[start]
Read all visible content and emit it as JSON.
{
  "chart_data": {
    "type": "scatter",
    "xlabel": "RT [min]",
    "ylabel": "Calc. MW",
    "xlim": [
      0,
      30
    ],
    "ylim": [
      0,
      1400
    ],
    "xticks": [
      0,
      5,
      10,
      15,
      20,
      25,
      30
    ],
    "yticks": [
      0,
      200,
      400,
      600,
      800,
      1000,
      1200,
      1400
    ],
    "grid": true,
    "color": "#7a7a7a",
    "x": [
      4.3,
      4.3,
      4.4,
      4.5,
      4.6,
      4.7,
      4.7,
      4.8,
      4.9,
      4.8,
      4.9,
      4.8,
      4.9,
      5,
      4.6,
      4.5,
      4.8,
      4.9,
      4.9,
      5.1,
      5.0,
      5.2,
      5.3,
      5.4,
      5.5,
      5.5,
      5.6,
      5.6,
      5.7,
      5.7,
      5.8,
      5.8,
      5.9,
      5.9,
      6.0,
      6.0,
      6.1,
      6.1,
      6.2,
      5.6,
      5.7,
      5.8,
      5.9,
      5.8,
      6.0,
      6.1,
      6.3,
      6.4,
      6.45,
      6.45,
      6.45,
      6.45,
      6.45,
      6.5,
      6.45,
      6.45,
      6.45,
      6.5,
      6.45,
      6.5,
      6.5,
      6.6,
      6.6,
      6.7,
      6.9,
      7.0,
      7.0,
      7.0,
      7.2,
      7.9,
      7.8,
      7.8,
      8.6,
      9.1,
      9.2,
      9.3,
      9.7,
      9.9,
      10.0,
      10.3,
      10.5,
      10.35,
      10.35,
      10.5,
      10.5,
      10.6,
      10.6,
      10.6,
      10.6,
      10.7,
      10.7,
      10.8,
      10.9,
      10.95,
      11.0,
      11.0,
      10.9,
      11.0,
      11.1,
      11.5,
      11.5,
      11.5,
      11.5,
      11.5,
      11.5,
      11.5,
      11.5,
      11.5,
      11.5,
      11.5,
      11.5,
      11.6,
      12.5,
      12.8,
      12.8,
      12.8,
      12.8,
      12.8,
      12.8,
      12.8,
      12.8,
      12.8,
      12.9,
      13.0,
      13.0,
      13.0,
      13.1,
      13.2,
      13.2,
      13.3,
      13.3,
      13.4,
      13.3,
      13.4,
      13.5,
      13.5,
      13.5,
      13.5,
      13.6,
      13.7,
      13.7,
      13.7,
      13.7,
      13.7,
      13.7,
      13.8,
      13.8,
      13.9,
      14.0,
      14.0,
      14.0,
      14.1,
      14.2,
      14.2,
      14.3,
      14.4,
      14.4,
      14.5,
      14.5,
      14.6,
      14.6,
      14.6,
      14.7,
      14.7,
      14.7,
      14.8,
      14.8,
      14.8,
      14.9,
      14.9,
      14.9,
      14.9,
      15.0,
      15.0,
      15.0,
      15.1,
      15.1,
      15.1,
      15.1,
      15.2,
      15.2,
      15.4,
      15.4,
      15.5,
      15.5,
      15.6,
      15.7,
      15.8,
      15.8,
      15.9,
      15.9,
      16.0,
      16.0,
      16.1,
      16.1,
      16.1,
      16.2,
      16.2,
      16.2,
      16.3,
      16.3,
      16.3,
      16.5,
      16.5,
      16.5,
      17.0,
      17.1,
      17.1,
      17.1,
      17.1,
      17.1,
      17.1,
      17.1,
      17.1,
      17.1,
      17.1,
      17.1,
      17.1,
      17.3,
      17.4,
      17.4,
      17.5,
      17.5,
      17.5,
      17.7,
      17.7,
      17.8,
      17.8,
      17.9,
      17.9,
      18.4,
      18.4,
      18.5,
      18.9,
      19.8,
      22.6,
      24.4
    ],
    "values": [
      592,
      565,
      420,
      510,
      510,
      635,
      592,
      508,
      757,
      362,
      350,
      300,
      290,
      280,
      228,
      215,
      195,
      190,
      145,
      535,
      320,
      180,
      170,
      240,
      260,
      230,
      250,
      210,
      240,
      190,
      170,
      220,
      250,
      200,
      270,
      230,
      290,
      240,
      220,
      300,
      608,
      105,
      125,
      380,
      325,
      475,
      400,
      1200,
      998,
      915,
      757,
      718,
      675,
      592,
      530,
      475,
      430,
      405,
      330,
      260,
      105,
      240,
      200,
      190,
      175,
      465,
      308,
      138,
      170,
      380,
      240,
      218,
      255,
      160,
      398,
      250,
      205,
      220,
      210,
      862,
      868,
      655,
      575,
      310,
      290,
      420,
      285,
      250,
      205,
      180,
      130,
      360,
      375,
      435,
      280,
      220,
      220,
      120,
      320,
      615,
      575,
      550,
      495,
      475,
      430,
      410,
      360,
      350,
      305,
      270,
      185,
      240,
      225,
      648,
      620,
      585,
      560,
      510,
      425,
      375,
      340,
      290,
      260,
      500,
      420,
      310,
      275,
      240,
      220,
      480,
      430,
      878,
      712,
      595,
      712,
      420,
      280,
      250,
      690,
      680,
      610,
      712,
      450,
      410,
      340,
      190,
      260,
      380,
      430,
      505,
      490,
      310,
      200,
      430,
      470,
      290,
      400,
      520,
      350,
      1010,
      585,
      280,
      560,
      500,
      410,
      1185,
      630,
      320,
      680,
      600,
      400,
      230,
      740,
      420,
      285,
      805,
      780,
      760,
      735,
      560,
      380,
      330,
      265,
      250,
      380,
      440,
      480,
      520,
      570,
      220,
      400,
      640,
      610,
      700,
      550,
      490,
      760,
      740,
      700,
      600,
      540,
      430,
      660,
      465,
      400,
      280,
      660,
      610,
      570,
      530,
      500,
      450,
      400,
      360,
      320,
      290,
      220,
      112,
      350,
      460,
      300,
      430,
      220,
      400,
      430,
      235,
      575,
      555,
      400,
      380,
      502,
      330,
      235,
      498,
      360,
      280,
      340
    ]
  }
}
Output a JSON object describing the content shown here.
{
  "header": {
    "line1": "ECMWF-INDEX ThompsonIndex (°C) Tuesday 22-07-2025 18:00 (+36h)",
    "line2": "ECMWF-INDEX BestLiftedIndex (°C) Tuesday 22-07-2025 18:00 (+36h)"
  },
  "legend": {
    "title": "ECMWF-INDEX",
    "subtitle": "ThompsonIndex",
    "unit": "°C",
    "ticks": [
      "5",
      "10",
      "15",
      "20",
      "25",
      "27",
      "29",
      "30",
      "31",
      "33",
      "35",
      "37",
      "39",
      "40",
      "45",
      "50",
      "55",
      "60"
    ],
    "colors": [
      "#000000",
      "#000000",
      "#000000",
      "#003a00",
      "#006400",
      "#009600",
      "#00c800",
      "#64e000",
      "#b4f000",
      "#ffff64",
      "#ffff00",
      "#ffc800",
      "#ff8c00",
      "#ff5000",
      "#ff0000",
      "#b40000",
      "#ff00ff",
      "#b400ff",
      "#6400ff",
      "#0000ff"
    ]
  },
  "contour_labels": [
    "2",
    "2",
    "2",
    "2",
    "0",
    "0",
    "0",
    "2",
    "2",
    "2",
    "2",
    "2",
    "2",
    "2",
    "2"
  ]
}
[end]
THE PROBLEM: Look through the material above and work out how many of its lines contain "content". State the number only.

OUTPUT FOR THIS EXERCISE: 2